## What is required
Search the entries below. Return every line that has "Median" in it.

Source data
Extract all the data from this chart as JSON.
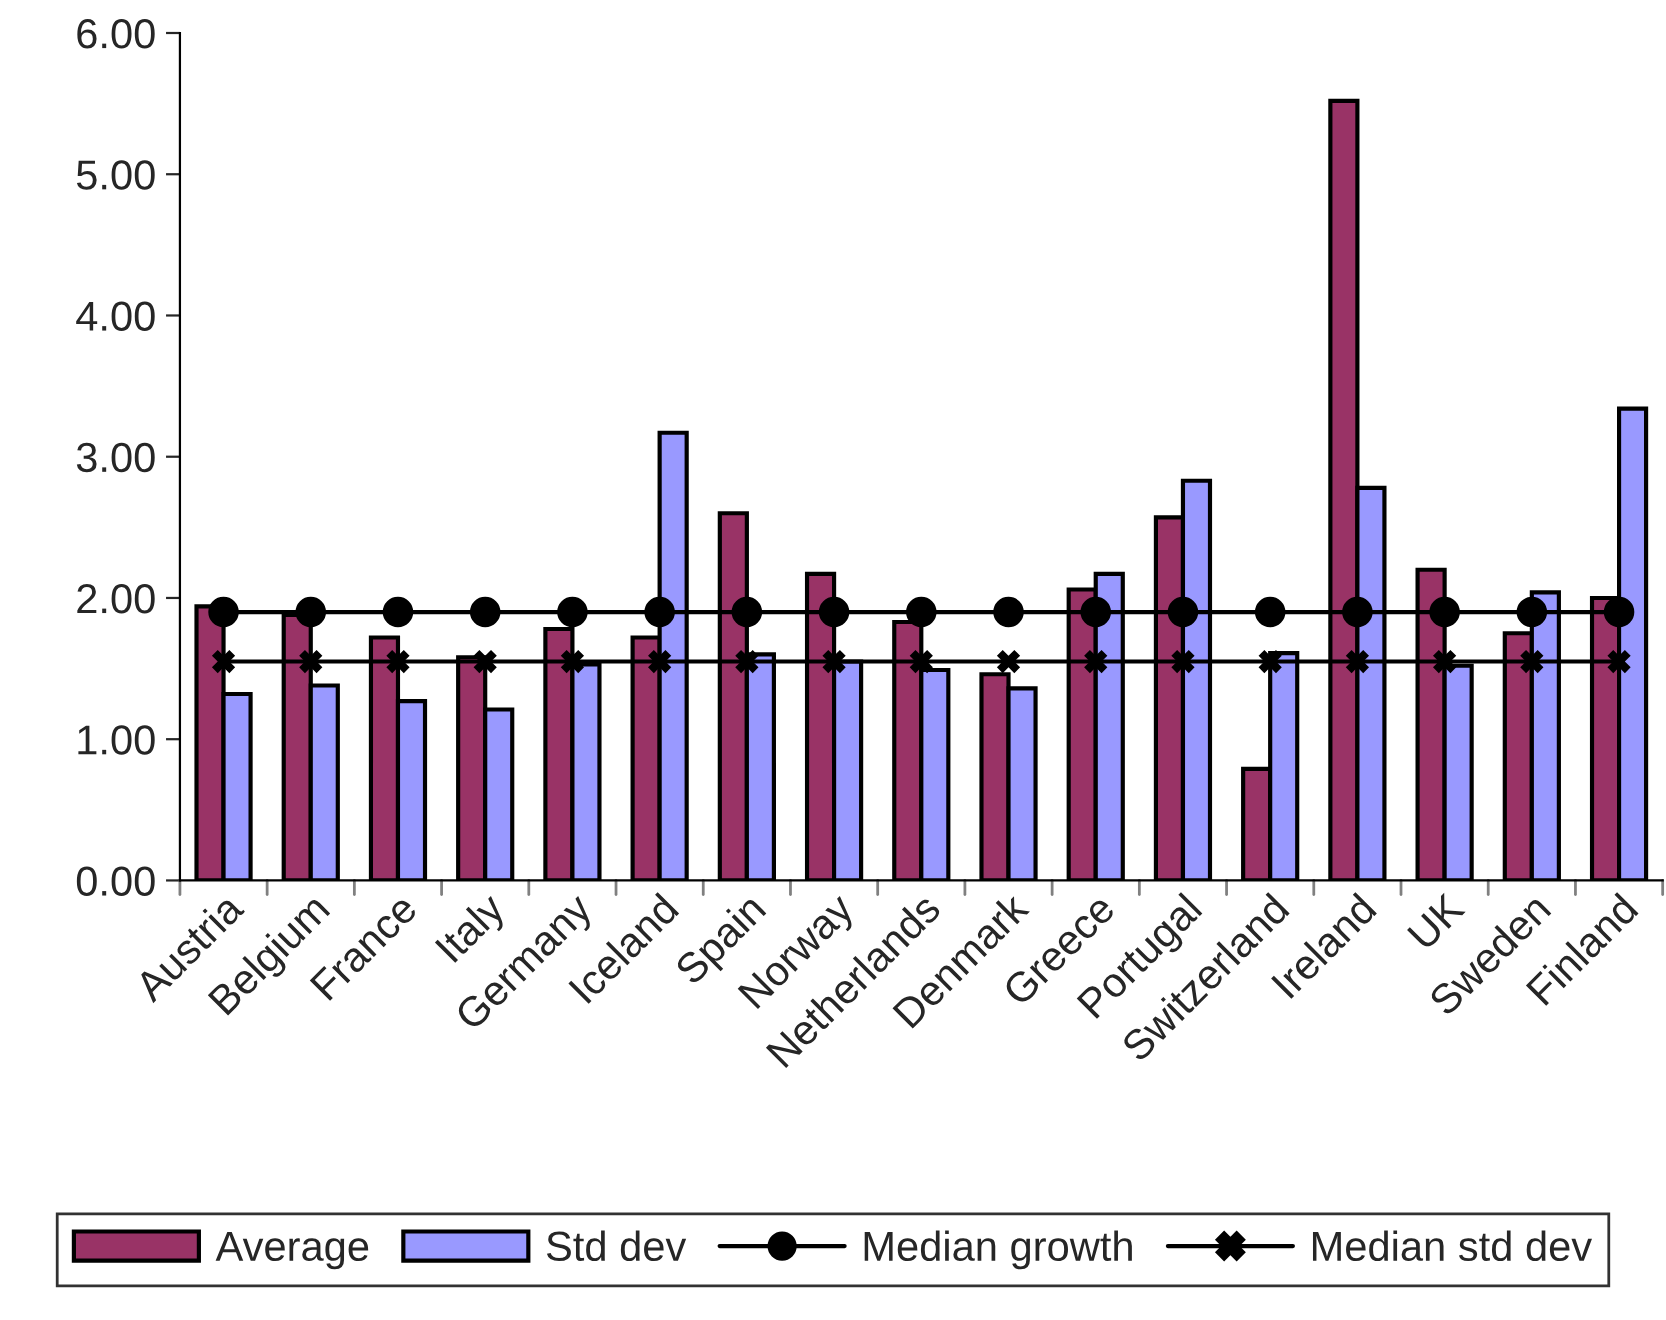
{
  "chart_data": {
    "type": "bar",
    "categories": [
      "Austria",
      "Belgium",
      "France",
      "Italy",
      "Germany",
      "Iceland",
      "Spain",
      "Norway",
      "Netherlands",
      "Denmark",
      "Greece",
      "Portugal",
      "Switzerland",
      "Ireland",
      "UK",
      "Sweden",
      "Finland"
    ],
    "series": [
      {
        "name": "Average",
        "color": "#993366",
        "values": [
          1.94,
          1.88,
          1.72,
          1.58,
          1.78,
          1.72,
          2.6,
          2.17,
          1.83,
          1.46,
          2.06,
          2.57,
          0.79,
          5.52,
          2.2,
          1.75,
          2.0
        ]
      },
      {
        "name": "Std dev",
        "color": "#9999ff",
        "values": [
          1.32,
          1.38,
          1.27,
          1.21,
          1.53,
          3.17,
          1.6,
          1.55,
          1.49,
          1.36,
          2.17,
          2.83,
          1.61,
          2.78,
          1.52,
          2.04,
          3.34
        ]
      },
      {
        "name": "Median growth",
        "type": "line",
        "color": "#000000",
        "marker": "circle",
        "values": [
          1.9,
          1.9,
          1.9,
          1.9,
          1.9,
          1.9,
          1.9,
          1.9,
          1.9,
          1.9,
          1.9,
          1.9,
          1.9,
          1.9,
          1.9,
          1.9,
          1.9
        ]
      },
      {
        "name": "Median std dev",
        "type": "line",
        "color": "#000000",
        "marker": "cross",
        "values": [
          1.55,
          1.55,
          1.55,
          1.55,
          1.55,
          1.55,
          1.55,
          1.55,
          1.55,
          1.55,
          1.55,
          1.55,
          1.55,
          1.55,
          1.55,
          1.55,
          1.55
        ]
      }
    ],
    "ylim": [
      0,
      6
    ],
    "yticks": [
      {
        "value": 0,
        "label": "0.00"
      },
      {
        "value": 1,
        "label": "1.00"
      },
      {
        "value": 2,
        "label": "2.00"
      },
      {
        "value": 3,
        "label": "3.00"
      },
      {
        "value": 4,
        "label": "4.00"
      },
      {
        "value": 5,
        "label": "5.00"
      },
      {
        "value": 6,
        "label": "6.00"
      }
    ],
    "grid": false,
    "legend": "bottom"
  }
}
==
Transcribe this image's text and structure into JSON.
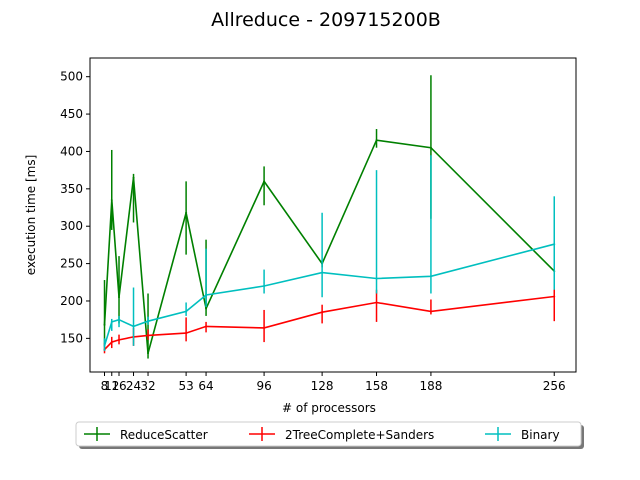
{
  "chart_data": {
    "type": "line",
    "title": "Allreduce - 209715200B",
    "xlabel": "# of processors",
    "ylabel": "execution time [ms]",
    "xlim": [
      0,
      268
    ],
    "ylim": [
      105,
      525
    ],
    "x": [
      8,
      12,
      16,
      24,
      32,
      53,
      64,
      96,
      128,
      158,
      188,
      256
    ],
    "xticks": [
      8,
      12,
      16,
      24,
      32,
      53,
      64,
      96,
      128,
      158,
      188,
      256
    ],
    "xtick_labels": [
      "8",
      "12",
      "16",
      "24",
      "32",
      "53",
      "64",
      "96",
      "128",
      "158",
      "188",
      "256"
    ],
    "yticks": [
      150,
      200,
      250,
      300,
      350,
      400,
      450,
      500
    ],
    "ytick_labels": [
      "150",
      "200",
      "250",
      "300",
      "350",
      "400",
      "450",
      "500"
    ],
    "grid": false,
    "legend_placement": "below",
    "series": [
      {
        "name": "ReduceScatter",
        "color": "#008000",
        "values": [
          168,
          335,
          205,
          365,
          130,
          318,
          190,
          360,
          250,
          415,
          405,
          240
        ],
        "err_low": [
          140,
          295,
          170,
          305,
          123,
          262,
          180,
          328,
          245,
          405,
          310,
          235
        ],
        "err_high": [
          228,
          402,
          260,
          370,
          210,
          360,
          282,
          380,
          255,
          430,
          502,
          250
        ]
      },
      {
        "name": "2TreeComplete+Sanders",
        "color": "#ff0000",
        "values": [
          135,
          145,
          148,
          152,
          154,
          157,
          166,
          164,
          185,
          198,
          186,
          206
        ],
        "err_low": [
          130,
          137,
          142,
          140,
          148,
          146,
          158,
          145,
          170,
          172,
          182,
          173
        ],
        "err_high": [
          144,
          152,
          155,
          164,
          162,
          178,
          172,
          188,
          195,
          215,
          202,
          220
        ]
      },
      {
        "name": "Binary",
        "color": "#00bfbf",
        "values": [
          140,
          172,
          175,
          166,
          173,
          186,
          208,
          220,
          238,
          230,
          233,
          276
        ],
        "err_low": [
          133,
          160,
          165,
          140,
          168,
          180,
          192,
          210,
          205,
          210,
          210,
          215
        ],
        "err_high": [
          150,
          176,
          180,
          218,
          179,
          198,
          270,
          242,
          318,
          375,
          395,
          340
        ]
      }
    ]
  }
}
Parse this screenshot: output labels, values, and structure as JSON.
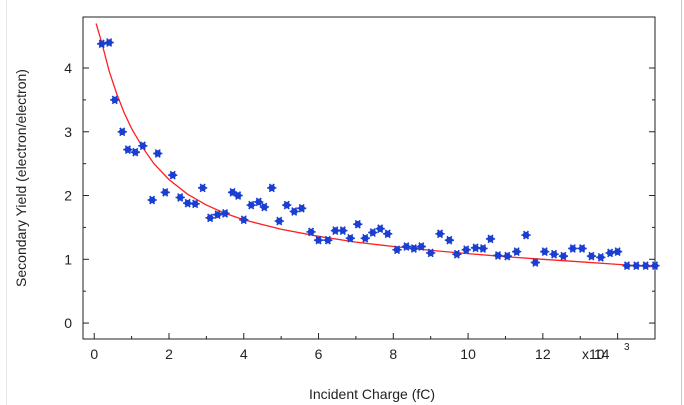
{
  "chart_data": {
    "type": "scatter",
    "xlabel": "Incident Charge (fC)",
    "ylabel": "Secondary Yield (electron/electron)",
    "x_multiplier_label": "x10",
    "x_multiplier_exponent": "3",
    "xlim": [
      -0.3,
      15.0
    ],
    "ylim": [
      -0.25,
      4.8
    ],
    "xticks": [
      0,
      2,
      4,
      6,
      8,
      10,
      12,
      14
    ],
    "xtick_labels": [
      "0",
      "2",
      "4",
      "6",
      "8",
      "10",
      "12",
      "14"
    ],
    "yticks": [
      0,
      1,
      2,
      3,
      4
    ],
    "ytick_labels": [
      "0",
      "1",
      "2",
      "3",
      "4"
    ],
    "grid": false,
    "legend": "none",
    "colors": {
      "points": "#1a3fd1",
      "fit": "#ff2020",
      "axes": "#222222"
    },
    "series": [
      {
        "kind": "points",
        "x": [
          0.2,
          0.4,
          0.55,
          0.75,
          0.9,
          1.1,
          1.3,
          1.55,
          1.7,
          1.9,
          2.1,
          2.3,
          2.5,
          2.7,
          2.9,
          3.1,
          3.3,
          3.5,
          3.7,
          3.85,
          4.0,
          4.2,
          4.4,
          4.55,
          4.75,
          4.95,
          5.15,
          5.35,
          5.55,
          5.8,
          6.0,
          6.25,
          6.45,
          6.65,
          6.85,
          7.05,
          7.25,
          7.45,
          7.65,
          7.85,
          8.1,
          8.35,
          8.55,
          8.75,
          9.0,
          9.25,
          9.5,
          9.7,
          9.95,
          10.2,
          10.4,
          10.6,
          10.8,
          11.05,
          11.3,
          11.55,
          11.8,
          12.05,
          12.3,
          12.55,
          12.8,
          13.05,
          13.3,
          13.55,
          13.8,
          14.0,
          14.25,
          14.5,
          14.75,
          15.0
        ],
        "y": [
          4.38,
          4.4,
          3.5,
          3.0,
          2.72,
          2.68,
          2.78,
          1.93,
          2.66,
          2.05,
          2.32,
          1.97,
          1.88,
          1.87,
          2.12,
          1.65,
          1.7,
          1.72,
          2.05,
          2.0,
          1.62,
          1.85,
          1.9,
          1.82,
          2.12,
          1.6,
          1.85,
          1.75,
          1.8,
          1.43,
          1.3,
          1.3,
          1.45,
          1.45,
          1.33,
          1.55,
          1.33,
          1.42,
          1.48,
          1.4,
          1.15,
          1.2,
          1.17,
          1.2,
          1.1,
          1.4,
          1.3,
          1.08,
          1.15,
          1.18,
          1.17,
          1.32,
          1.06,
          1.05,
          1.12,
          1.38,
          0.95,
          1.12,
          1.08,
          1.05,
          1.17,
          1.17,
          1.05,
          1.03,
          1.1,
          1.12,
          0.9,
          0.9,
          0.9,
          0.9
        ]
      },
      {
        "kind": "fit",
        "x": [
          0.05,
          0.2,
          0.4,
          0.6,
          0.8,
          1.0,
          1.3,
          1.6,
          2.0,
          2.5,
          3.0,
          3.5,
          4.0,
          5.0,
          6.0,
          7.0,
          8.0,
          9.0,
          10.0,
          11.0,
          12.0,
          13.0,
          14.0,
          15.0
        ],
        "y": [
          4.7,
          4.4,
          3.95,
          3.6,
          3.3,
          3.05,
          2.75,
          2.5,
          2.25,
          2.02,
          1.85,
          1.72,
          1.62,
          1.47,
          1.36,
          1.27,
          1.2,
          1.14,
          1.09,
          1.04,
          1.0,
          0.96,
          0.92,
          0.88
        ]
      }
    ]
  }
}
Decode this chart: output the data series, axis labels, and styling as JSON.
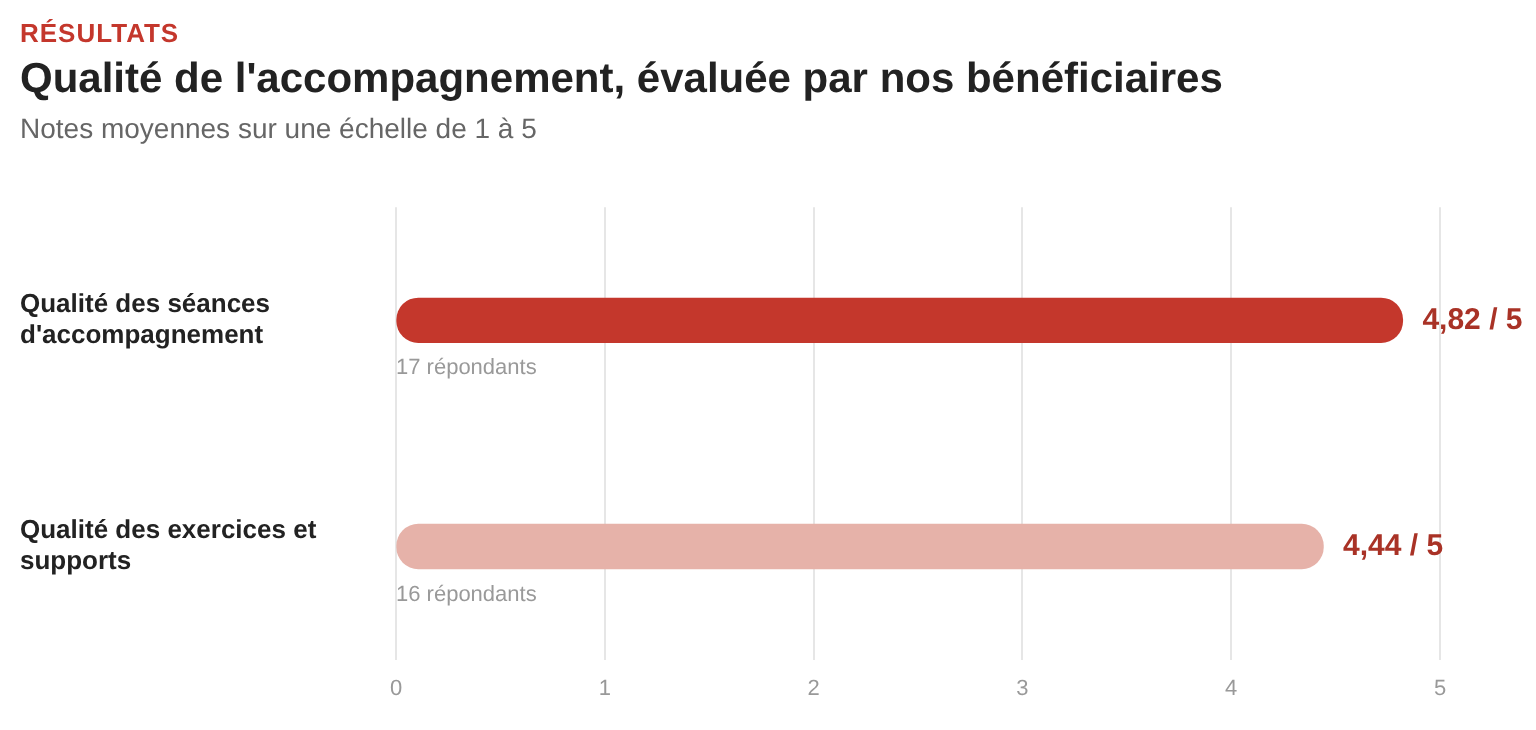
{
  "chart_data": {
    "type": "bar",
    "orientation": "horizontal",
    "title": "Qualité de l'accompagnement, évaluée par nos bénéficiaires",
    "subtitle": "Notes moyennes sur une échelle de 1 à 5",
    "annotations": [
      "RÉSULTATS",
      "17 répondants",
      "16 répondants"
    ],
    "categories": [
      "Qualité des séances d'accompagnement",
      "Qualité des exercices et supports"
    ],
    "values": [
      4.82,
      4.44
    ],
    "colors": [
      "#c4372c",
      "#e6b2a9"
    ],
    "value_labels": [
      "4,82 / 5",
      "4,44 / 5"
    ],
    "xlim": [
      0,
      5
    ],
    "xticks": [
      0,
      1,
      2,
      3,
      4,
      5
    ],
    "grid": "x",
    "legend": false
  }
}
* * *
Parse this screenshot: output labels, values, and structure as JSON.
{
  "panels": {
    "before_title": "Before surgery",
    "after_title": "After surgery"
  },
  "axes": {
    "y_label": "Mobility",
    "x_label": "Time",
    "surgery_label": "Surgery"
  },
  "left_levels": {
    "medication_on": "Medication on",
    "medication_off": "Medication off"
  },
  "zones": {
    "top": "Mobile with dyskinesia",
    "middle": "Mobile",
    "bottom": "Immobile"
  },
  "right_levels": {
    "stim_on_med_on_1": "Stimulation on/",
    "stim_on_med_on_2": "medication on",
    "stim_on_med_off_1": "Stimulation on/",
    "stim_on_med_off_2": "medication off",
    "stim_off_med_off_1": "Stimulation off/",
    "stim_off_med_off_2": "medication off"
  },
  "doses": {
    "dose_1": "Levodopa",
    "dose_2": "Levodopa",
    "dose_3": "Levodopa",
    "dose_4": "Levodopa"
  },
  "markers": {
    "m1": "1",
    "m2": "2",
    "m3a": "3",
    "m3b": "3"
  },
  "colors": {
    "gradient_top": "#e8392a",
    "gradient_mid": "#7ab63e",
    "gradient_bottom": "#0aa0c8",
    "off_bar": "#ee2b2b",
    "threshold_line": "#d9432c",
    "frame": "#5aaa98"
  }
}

## Final answer
        "name": "Median growth",
        "name": "Median std dev",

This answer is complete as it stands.